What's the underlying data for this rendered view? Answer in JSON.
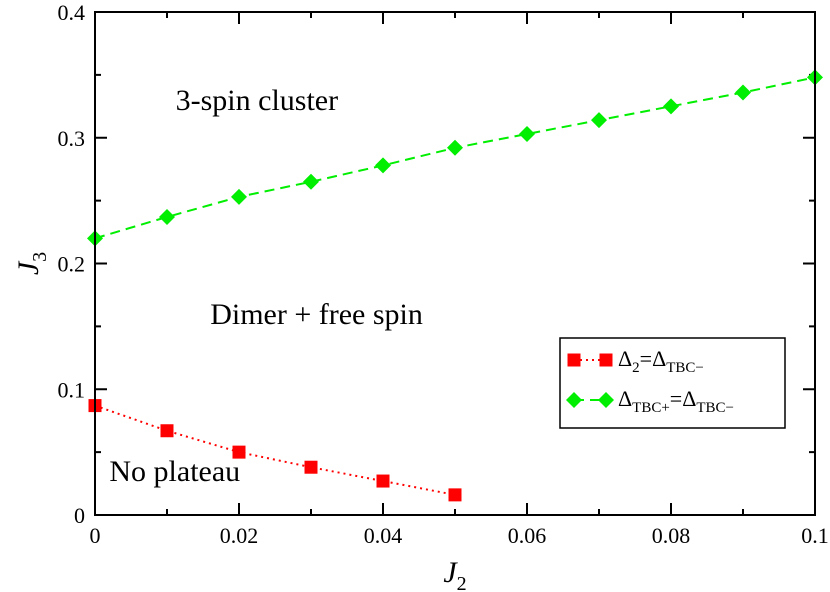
{
  "chart_data": {
    "type": "line",
    "xlabel": {
      "base": "J",
      "sub": "2"
    },
    "ylabel": {
      "base": "J",
      "sub": "3"
    },
    "xlim": [
      0,
      0.1
    ],
    "ylim": [
      0,
      0.4
    ],
    "x_ticks": [
      0,
      0.02,
      0.04,
      0.06,
      0.08,
      0.1
    ],
    "x_tick_labels": [
      "0",
      "0.02",
      "0.04",
      "0.06",
      "0.08",
      "0.1"
    ],
    "y_ticks": [
      0,
      0.1,
      0.2,
      0.3,
      0.4
    ],
    "y_tick_labels": [
      "0",
      "0.1",
      "0.2",
      "0.3",
      "0.4"
    ],
    "series": [
      {
        "name": "Δ2=ΔTBC−",
        "label_parts": [
          {
            "text": "Δ",
            "sub": false
          },
          {
            "text": "2",
            "sub": true
          },
          {
            "text": "=Δ",
            "sub": false
          },
          {
            "text": "TBC−",
            "sub": true
          }
        ],
        "color": "#ff0000",
        "marker": "square",
        "line_style": "dotted",
        "x": [
          0,
          0.01,
          0.02,
          0.03,
          0.04,
          0.05
        ],
        "values": [
          0.087,
          0.067,
          0.05,
          0.038,
          0.027,
          0.016
        ]
      },
      {
        "name": "ΔTBC+=ΔTBC−",
        "label_parts": [
          {
            "text": "Δ",
            "sub": false
          },
          {
            "text": "TBC+",
            "sub": true
          },
          {
            "text": "=Δ",
            "sub": false
          },
          {
            "text": "TBC−",
            "sub": true
          }
        ],
        "color": "#00ee00",
        "marker": "diamond",
        "line_style": "dashed",
        "x": [
          0,
          0.01,
          0.02,
          0.03,
          0.04,
          0.05,
          0.06,
          0.07,
          0.08,
          0.09,
          0.1
        ],
        "values": [
          0.22,
          0.237,
          0.253,
          0.265,
          0.278,
          0.292,
          0.303,
          0.314,
          0.325,
          0.336,
          0.348
        ]
      }
    ],
    "annotations": [
      {
        "text": "3-spin cluster",
        "x": 0.0112,
        "y": 0.322
      },
      {
        "text": "Dimer + free spin",
        "x": 0.016,
        "y": 0.152
      },
      {
        "text": "No plateau",
        "x": 0.002,
        "y": 0.027
      }
    ],
    "legend_position": "lower-right"
  }
}
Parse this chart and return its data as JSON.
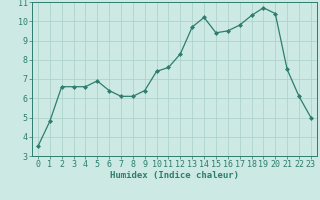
{
  "x": [
    0,
    1,
    2,
    3,
    4,
    5,
    6,
    7,
    8,
    9,
    10,
    11,
    12,
    13,
    14,
    15,
    16,
    17,
    18,
    19,
    20,
    21,
    22,
    23
  ],
  "y": [
    3.5,
    4.8,
    6.6,
    6.6,
    6.6,
    6.9,
    6.4,
    6.1,
    6.1,
    6.4,
    7.4,
    7.6,
    8.3,
    9.7,
    10.2,
    9.4,
    9.5,
    9.8,
    10.3,
    10.7,
    10.4,
    7.5,
    6.1,
    5.0
  ],
  "line_color": "#2e7d6e",
  "marker": "D",
  "marker_size": 2.0,
  "bg_color": "#cce9e4",
  "grid_color": "#aacfc9",
  "xlabel": "Humidex (Indice chaleur)",
  "xlim": [
    -0.5,
    23.5
  ],
  "ylim": [
    3,
    11
  ],
  "yticks": [
    3,
    4,
    5,
    6,
    7,
    8,
    9,
    10,
    11
  ],
  "xticks": [
    0,
    1,
    2,
    3,
    4,
    5,
    6,
    7,
    8,
    9,
    10,
    11,
    12,
    13,
    14,
    15,
    16,
    17,
    18,
    19,
    20,
    21,
    22,
    23
  ],
  "label_fontsize": 6.5,
  "tick_fontsize": 6.0
}
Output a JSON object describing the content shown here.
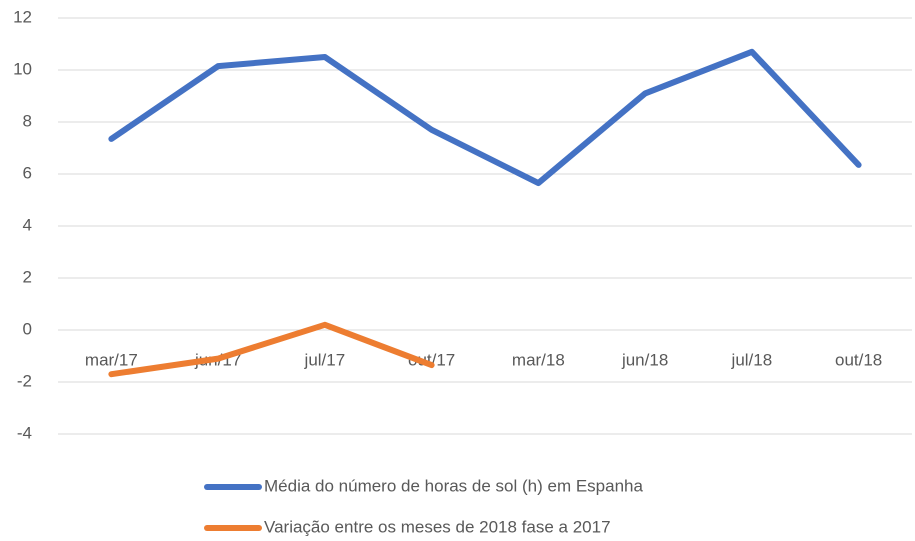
{
  "chart_data": {
    "type": "line",
    "categories": [
      "mar/17",
      "jun/17",
      "jul/17",
      "out/17",
      "mar/18",
      "jun/18",
      "jul/18",
      "out/18"
    ],
    "series": [
      {
        "name": "Média do número de horas de sol (h) em Espanha",
        "color": "#4472c4",
        "values": [
          7.35,
          10.15,
          10.5,
          7.7,
          5.65,
          9.1,
          10.7,
          6.35
        ]
      },
      {
        "name": "Variação entre os meses de 2018 fase a 2017",
        "color": "#ed7d31",
        "values": [
          -1.7,
          -1.1,
          0.2,
          -1.35,
          null,
          null,
          null,
          null
        ]
      }
    ],
    "ylim": [
      -4,
      12
    ],
    "yticks": [
      -4,
      -2,
      0,
      2,
      4,
      6,
      8,
      10,
      12
    ],
    "grid": true
  }
}
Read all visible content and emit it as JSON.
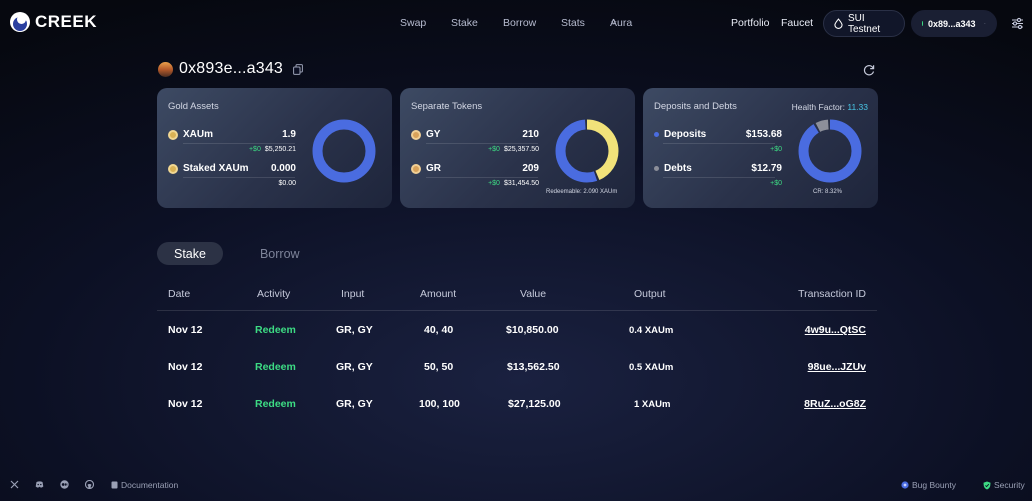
{
  "header": {
    "brand": "CREEK",
    "nav": [
      "Swap",
      "Stake",
      "Borrow",
      "Stats",
      "Aura"
    ],
    "portfolio": "Portfolio",
    "faucet": "Faucet",
    "network": "SUI Testnet",
    "wallet": "0x89...a343"
  },
  "account": {
    "address": "0x893e...a343"
  },
  "cards": {
    "gold": {
      "title": "Gold Assets",
      "rows": [
        {
          "name": "XAUm",
          "value": "1.9",
          "delta": "+$0",
          "usd": "$5,250.21"
        },
        {
          "name": "Staked XAUm",
          "value": "0.000",
          "usd": "$0.00"
        }
      ],
      "donut": {
        "segments": [
          {
            "fraction": 1.0,
            "color": "#4a6ce0"
          }
        ]
      }
    },
    "tokens": {
      "title": "Separate Tokens",
      "rows": [
        {
          "name": "GY",
          "value": "210",
          "delta": "+$0",
          "usd": "$25,357.50"
        },
        {
          "name": "GR",
          "value": "209",
          "delta": "+$0",
          "usd": "$31,454.50"
        }
      ],
      "redeemable": "Redeemable: 2.090 XAUm",
      "donut": {
        "segments": [
          {
            "fraction": 0.447,
            "color": "#f1e27a"
          },
          {
            "fraction": 0.553,
            "color": "#4a6ce0"
          }
        ]
      }
    },
    "deposits": {
      "title": "Deposits and Debts",
      "health_label": "Health Factor:",
      "health_value": "11.33",
      "rows": [
        {
          "name": "Deposits",
          "value": "$153.68",
          "delta": "+$0",
          "dot_color": "#4a6ce0"
        },
        {
          "name": "Debts",
          "value": "$12.79",
          "delta": "+$0",
          "dot_color": "#8c8f9a"
        }
      ],
      "cr": "CR: 8.32%",
      "donut": {
        "segments": [
          {
            "fraction": 0.923,
            "color": "#4a6ce0"
          },
          {
            "fraction": 0.077,
            "color": "#8c8f9a"
          }
        ]
      }
    }
  },
  "tabs": [
    "Stake",
    "Borrow"
  ],
  "table": {
    "columns": [
      "Date",
      "Activity",
      "Input",
      "Amount",
      "Value",
      "Output",
      "Transaction ID"
    ],
    "rows": [
      {
        "date": "Nov 12",
        "activity": "Redeem",
        "input": "GR, GY",
        "amount": "40, 40",
        "value": "$10,850.00",
        "output": "0.4 XAUm",
        "txid": "4w9u...QtSC"
      },
      {
        "date": "Nov 12",
        "activity": "Redeem",
        "input": "GR, GY",
        "amount": "50, 50",
        "value": "$13,562.50",
        "output": "0.5 XAUm",
        "txid": "98ue...JZUv"
      },
      {
        "date": "Nov 12",
        "activity": "Redeem",
        "input": "GR, GY",
        "amount": "100, 100",
        "value": "$27,125.00",
        "output": "1 XAUm",
        "txid": "8RuZ...oG8Z"
      }
    ]
  },
  "footer": {
    "documentation": "Documentation",
    "bug_bounty": "Bug Bounty",
    "security": "Security",
    "icons": [
      "x-icon",
      "discord-icon",
      "medium-icon",
      "github-icon"
    ]
  },
  "colors": {
    "accent_blue": "#4a6ce0",
    "accent_green": "#3ddc84",
    "accent_yellow": "#f1e27a",
    "health_cyan": "#49c6e5"
  }
}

DO THIS
Find and copy every line in the entries above where the string "JSON" occurs.

WRITTEN ANSWER
What's the underlying data for this rendered view? Answer in JSON.
Parse this chart and return its data as JSON.
Output a JSON object describing the content shown here.
Read all visible content and emit it as JSON.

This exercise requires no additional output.